• [What you will do] Leave out any picture and return the remaining listing below exactly as given.

··· Records for this exercise

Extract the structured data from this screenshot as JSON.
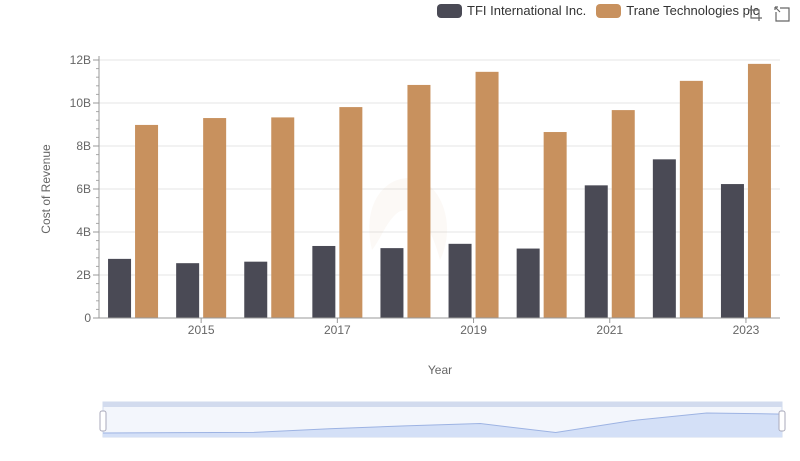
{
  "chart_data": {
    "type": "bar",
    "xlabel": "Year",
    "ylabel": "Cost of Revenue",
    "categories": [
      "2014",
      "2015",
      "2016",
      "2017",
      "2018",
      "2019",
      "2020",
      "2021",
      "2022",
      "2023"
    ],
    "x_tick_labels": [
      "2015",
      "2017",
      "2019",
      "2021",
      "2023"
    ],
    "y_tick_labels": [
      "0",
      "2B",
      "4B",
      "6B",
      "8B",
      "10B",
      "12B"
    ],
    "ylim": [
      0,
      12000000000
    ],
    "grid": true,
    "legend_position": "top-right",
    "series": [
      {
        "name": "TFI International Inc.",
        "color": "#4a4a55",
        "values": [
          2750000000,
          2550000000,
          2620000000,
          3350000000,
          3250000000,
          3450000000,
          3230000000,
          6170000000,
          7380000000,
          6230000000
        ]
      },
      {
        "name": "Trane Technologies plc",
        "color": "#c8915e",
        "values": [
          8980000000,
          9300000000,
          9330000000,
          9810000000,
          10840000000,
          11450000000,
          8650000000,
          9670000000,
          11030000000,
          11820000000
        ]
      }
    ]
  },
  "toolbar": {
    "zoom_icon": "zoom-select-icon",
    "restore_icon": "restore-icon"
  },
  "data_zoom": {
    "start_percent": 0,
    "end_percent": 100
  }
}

······

• [Solution below]
Extract the structured data from this screenshot as JSON.
{
  "chart_data": {
    "type": "bar",
    "xlabel": "Year",
    "ylabel": "Cost of Revenue",
    "categories": [
      "2014",
      "2015",
      "2016",
      "2017",
      "2018",
      "2019",
      "2020",
      "2021",
      "2022",
      "2023"
    ],
    "x_tick_labels": [
      "2015",
      "2017",
      "2019",
      "2021",
      "2023"
    ],
    "y_tick_labels": [
      "0",
      "2B",
      "4B",
      "6B",
      "8B",
      "10B",
      "12B"
    ],
    "ylim": [
      0,
      12000000000
    ],
    "grid": true,
    "legend_position": "top-right",
    "series": [
      {
        "name": "TFI International Inc.",
        "color": "#4a4a55",
        "values": [
          2750000000,
          2550000000,
          2620000000,
          3350000000,
          3250000000,
          3450000000,
          3230000000,
          6170000000,
          7380000000,
          6230000000
        ]
      },
      {
        "name": "Trane Technologies plc",
        "color": "#c8915e",
        "values": [
          8980000000,
          9300000000,
          9330000000,
          9810000000,
          10840000000,
          11450000000,
          8650000000,
          9670000000,
          11030000000,
          11820000000
        ]
      }
    ]
  },
  "toolbar": {
    "zoom_icon": "zoom-select-icon",
    "restore_icon": "restore-icon"
  },
  "data_zoom": {
    "start_percent": 0,
    "end_percent": 100
  }
}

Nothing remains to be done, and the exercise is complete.